[TASK GOAL]
Print all entries precisely as they are written.

[MATERIAL PROVIDED]
+ + +
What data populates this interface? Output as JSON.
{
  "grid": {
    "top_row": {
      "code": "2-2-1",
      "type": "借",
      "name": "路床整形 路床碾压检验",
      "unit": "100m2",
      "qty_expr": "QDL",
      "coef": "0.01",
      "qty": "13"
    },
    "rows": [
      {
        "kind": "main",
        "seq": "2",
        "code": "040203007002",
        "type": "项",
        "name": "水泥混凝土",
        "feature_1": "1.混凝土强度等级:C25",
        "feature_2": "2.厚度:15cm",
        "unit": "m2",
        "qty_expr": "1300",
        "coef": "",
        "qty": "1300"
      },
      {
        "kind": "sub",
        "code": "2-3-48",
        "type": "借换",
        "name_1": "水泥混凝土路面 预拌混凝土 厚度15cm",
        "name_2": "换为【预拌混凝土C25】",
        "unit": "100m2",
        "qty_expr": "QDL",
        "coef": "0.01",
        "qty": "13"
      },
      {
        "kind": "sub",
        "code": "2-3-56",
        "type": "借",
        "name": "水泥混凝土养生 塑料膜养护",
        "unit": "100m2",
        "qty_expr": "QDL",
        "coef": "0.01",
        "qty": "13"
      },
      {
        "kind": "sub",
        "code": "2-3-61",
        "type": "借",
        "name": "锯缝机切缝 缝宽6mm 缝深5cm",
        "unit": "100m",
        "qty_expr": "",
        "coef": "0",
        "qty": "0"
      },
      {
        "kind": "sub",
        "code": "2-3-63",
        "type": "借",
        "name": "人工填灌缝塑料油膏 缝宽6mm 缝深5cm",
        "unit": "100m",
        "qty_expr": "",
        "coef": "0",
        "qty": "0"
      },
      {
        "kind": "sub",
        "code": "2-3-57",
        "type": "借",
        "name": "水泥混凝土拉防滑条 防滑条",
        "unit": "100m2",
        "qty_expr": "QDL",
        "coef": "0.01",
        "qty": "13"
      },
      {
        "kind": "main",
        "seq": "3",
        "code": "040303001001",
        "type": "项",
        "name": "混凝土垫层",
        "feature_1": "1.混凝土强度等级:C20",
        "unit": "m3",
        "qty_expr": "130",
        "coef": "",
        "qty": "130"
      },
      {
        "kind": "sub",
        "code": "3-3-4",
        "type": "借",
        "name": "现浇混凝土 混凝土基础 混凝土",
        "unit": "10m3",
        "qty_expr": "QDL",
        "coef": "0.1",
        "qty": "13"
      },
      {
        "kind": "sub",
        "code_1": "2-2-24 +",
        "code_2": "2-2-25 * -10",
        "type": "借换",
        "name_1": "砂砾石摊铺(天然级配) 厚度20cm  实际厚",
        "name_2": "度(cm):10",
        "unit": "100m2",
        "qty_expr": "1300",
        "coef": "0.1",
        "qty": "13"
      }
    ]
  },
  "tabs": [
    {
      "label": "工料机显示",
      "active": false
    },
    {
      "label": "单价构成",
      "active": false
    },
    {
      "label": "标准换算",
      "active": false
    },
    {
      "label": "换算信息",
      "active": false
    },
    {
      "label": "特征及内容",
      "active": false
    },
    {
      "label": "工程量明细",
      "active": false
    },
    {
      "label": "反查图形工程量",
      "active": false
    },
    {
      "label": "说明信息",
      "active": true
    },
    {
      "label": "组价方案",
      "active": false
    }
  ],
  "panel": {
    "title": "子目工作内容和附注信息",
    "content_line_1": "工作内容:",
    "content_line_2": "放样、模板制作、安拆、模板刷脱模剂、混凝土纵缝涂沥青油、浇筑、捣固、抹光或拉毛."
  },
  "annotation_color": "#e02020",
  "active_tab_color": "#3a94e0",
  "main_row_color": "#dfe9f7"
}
+ + +
[EXERCISE SOLUTION]
What data populates this interface? Output as JSON.
{
  "grid": {
    "top_row": {
      "code": "2-2-1",
      "type": "借",
      "name": "路床整形 路床碾压检验",
      "unit": "100m2",
      "qty_expr": "QDL",
      "coef": "0.01",
      "qty": "13"
    },
    "rows": [
      {
        "kind": "main",
        "seq": "2",
        "code": "040203007002",
        "type": "项",
        "name": "水泥混凝土",
        "feature_1": "1.混凝土强度等级:C25",
        "feature_2": "2.厚度:15cm",
        "unit": "m2",
        "qty_expr": "1300",
        "coef": "",
        "qty": "1300"
      },
      {
        "kind": "sub",
        "code": "2-3-48",
        "type": "借换",
        "name_1": "水泥混凝土路面 预拌混凝土 厚度15cm",
        "name_2": "换为【预拌混凝土C25】",
        "unit": "100m2",
        "qty_expr": "QDL",
        "coef": "0.01",
        "qty": "13"
      },
      {
        "kind": "sub",
        "code": "2-3-56",
        "type": "借",
        "name": "水泥混凝土养生 塑料膜养护",
        "unit": "100m2",
        "qty_expr": "QDL",
        "coef": "0.01",
        "qty": "13"
      },
      {
        "kind": "sub",
        "code": "2-3-61",
        "type": "借",
        "name": "锯缝机切缝 缝宽6mm 缝深5cm",
        "unit": "100m",
        "qty_expr": "",
        "coef": "0",
        "qty": "0"
      },
      {
        "kind": "sub",
        "code": "2-3-63",
        "type": "借",
        "name": "人工填灌缝塑料油膏 缝宽6mm 缝深5cm",
        "unit": "100m",
        "qty_expr": "",
        "coef": "0",
        "qty": "0"
      },
      {
        "kind": "sub",
        "code": "2-3-57",
        "type": "借",
        "name": "水泥混凝土拉防滑条 防滑条",
        "unit": "100m2",
        "qty_expr": "QDL",
        "coef": "0.01",
        "qty": "13"
      },
      {
        "kind": "main",
        "seq": "3",
        "code": "040303001001",
        "type": "项",
        "name": "混凝土垫层",
        "feature_1": "1.混凝土强度等级:C20",
        "unit": "m3",
        "qty_expr": "130",
        "coef": "",
        "qty": "130"
      },
      {
        "kind": "sub",
        "code": "3-3-4",
        "type": "借",
        "name": "现浇混凝土 混凝土基础 混凝土",
        "unit": "10m3",
        "qty_expr": "QDL",
        "coef": "0.1",
        "qty": "13"
      },
      {
        "kind": "sub",
        "code_1": "2-2-24 +",
        "code_2": "2-2-25 * -10",
        "type": "借换",
        "name_1": "砂砾石摊铺(天然级配) 厚度20cm  实际厚",
        "name_2": "度(cm):10",
        "unit": "100m2",
        "qty_expr": "1300",
        "coef": "0.1",
        "qty": "13"
      }
    ]
  },
  "tabs": [
    {
      "label": "工料机显示",
      "active": false
    },
    {
      "label": "单价构成",
      "active": false
    },
    {
      "label": "标准换算",
      "active": false
    },
    {
      "label": "换算信息",
      "active": false
    },
    {
      "label": "特征及内容",
      "active": false
    },
    {
      "label": "工程量明细",
      "active": false
    },
    {
      "label": "反查图形工程量",
      "active": false
    },
    {
      "label": "说明信息",
      "active": true
    },
    {
      "label": "组价方案",
      "active": false
    }
  ],
  "panel": {
    "title": "子目工作内容和附注信息",
    "content_line_1": "工作内容:",
    "content_line_2": "放样、模板制作、安拆、模板刷脱模剂、混凝土纵缝涂沥青油、浇筑、捣固、抹光或拉毛."
  },
  "annotation_color": "#e02020",
  "active_tab_color": "#3a94e0",
  "main_row_color": "#dfe9f7"
}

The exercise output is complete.